TO BE DONE —
Pick out each line below containing "Oktober".

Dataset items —
--------

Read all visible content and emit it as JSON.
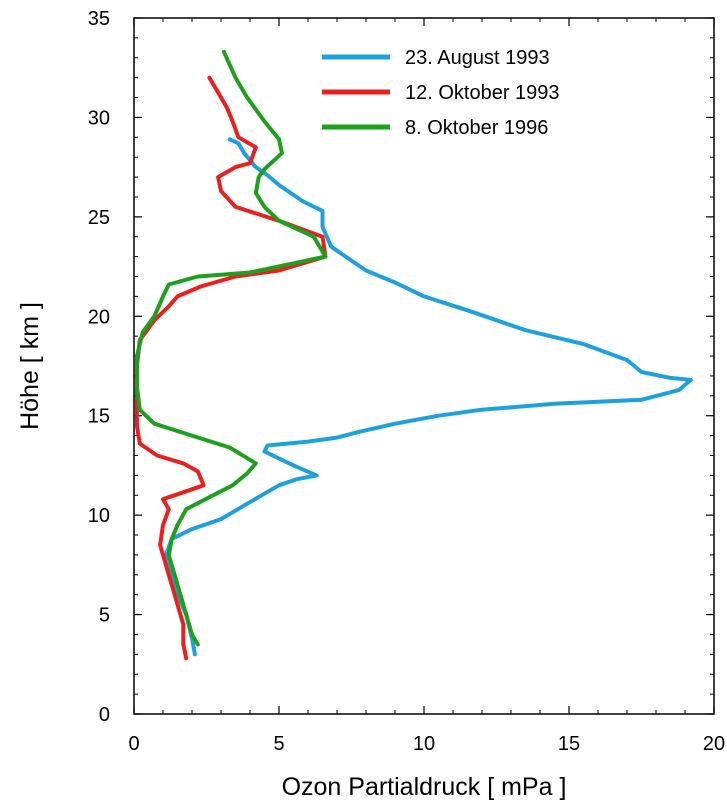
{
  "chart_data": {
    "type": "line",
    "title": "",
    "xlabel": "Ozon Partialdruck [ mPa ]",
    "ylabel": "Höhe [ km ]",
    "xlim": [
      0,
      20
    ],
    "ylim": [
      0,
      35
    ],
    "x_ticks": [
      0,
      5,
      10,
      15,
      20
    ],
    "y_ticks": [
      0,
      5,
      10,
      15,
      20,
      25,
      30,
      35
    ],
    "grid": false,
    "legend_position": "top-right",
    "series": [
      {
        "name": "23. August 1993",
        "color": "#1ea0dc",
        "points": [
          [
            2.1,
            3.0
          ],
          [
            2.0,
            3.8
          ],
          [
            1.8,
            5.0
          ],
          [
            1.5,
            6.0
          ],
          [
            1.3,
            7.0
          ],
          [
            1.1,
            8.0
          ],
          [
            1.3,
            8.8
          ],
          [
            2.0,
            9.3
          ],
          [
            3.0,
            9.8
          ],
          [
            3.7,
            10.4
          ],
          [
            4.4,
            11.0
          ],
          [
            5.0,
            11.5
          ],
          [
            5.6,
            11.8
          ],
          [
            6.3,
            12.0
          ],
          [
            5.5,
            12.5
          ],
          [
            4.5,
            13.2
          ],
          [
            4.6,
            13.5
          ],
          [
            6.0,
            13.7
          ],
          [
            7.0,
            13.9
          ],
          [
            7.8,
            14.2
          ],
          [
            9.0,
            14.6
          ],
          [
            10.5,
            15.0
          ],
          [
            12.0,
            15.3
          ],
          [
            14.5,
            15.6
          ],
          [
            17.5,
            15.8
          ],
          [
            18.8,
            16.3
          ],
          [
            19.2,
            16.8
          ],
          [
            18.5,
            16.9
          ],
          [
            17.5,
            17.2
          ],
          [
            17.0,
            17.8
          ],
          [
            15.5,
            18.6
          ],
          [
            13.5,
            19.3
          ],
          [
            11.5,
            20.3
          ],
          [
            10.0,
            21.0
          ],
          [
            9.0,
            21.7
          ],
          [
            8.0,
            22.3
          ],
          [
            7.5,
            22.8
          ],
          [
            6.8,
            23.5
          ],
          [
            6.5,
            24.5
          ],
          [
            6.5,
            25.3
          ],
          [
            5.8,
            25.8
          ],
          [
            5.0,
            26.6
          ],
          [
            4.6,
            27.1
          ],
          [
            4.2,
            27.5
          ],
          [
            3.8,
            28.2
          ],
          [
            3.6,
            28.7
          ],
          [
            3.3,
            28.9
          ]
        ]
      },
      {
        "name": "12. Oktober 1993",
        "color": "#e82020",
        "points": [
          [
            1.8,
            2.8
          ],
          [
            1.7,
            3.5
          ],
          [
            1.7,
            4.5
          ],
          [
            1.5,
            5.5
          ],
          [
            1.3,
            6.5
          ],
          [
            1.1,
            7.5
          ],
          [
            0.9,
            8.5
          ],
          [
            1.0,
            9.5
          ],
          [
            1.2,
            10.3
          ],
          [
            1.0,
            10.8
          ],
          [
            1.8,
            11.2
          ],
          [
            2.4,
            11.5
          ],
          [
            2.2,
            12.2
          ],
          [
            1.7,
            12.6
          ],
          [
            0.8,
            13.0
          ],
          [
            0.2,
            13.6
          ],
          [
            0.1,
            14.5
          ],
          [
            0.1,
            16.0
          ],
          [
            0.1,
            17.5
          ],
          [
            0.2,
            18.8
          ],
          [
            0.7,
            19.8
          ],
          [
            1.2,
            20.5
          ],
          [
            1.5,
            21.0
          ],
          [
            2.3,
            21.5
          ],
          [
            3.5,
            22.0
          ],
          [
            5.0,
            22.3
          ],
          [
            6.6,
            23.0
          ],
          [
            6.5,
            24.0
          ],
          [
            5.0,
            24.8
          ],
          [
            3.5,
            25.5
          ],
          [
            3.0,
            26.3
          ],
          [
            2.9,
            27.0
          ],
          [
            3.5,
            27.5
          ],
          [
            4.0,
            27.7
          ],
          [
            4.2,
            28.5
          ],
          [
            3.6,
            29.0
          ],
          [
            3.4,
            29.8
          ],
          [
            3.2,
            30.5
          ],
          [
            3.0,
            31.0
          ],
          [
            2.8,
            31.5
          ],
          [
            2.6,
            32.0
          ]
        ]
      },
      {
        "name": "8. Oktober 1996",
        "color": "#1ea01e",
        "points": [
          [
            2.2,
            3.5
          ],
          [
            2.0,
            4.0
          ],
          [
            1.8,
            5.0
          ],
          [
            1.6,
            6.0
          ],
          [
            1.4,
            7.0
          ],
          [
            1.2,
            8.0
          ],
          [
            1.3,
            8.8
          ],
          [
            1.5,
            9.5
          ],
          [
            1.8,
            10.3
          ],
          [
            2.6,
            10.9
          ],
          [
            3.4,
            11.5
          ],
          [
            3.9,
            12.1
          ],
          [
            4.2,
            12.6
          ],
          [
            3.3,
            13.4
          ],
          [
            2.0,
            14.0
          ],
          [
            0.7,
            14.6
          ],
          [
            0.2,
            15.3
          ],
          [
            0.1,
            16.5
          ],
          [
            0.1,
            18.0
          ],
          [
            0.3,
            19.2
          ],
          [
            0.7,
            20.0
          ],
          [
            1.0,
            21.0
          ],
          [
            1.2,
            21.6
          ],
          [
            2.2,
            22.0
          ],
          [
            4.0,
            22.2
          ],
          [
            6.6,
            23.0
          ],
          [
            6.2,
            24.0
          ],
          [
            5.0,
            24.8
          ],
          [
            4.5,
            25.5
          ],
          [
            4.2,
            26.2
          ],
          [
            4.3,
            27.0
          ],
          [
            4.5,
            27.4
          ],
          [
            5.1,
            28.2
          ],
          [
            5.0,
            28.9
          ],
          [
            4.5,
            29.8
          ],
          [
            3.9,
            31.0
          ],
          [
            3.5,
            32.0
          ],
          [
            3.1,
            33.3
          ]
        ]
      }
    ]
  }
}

--------

THE RESPONSE —
        "name": "12. Oktober 1993",
        "name": "8. Oktober 1996",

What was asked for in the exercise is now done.